AIM OF THE TASK –
Copy the data below word for word, keeping every line and character unchanged.

-- START RAW DATA --

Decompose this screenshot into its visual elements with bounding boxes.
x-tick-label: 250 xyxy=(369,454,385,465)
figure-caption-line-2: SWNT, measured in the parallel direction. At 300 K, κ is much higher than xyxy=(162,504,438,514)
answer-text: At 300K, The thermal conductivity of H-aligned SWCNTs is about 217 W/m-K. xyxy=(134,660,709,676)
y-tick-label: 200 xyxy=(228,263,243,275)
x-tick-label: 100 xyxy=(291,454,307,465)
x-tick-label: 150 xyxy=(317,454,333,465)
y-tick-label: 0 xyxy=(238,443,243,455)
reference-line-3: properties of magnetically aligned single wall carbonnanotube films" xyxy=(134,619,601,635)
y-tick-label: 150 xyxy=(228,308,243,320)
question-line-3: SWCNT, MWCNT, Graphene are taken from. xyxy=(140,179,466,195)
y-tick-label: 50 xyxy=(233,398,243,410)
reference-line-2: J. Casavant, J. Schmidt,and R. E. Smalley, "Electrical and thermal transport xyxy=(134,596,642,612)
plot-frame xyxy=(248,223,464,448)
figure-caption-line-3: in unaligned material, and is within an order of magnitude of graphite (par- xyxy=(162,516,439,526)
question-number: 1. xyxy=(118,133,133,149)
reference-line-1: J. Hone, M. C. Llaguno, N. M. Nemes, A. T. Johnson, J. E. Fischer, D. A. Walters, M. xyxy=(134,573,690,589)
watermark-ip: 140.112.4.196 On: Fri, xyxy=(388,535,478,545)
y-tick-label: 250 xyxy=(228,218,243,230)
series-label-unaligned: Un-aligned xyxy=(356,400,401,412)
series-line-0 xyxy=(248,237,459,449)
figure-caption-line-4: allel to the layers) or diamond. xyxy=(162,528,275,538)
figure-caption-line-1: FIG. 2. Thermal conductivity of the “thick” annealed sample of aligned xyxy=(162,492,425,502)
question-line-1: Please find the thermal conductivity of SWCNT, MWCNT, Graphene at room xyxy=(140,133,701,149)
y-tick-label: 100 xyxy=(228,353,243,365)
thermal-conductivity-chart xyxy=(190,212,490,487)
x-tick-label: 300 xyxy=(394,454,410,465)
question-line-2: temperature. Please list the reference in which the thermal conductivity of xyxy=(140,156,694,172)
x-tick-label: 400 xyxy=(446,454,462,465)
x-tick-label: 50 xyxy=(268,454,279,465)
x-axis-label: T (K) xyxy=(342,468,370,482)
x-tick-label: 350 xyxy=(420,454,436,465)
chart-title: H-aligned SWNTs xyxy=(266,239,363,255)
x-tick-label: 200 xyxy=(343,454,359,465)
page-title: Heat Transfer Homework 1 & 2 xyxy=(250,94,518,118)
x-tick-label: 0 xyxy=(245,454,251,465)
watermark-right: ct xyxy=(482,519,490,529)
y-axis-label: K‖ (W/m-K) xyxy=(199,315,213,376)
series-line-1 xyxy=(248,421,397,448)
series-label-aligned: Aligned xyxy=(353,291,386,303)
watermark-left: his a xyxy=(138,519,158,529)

-- END RAW DATA --

EXERCISE RESPONSE –
Decompose this screenshot into its visual elements with bounding boxes.
x-tick-label: 250 xyxy=(369,454,385,465)
figure-caption-line-2: SWNT, measured in the parallel direction. At 300 K, κ is much higher than xyxy=(162,504,438,514)
answer-text: At 300K, The thermal conductivity of H-aligned SWCNTs is about 217 W/m-K. xyxy=(134,660,709,676)
y-tick-label: 200 xyxy=(228,263,243,275)
x-tick-label: 100 xyxy=(291,454,307,465)
x-tick-label: 150 xyxy=(317,454,333,465)
y-tick-label: 0 xyxy=(238,443,243,455)
reference-line-3: properties of magnetically aligned single wall carbonnanotube films" xyxy=(134,619,601,635)
y-tick-label: 150 xyxy=(228,308,243,320)
question-line-3: SWCNT, MWCNT, Graphene are taken from. xyxy=(140,179,466,195)
y-tick-label: 50 xyxy=(233,398,243,410)
reference-line-2: J. Casavant, J. Schmidt,and R. E. Smalley, "Electrical and thermal transport xyxy=(134,596,642,612)
plot-frame xyxy=(248,223,464,448)
figure-caption-line-3: in unaligned material, and is within an order of magnitude of graphite (par- xyxy=(162,516,439,526)
question-number: 1. xyxy=(118,133,133,149)
reference-line-1: J. Hone, M. C. Llaguno, N. M. Nemes, A. T. Johnson, J. E. Fischer, D. A. Walters, M. xyxy=(134,573,690,589)
watermark-ip: 140.112.4.196 On: Fri, xyxy=(388,535,478,545)
y-tick-label: 250 xyxy=(228,218,243,230)
series-label-unaligned: Un-aligned xyxy=(356,400,401,412)
series-line-0 xyxy=(248,237,459,449)
figure-caption-line-4: allel to the layers) or diamond. xyxy=(162,528,275,538)
figure-caption-line-1: FIG. 2. Thermal conductivity of the “thick” annealed sample of aligned xyxy=(162,492,425,502)
question-line-1: Please find the thermal conductivity of SWCNT, MWCNT, Graphene at room xyxy=(140,133,701,149)
y-tick-label: 100 xyxy=(228,353,243,365)
thermal-conductivity-chart xyxy=(190,212,490,487)
x-tick-label: 300 xyxy=(394,454,410,465)
question-line-2: temperature. Please list the reference in which the thermal conductivity of xyxy=(140,156,694,172)
x-tick-label: 400 xyxy=(446,454,462,465)
x-tick-label: 50 xyxy=(268,454,279,465)
x-axis-label: T (K) xyxy=(342,468,370,482)
x-tick-label: 350 xyxy=(420,454,436,465)
chart-title: H-aligned SWNTs xyxy=(266,239,363,255)
x-tick-label: 200 xyxy=(343,454,359,465)
page-title: Heat Transfer Homework 1 & 2 xyxy=(250,94,518,118)
x-tick-label: 0 xyxy=(245,454,251,465)
watermark-right: ct xyxy=(482,519,490,529)
y-axis-label: K‖ (W/m-K) xyxy=(199,315,213,376)
series-line-1 xyxy=(248,421,397,448)
series-label-aligned: Aligned xyxy=(353,291,386,303)
watermark-left: his a xyxy=(138,519,158,529)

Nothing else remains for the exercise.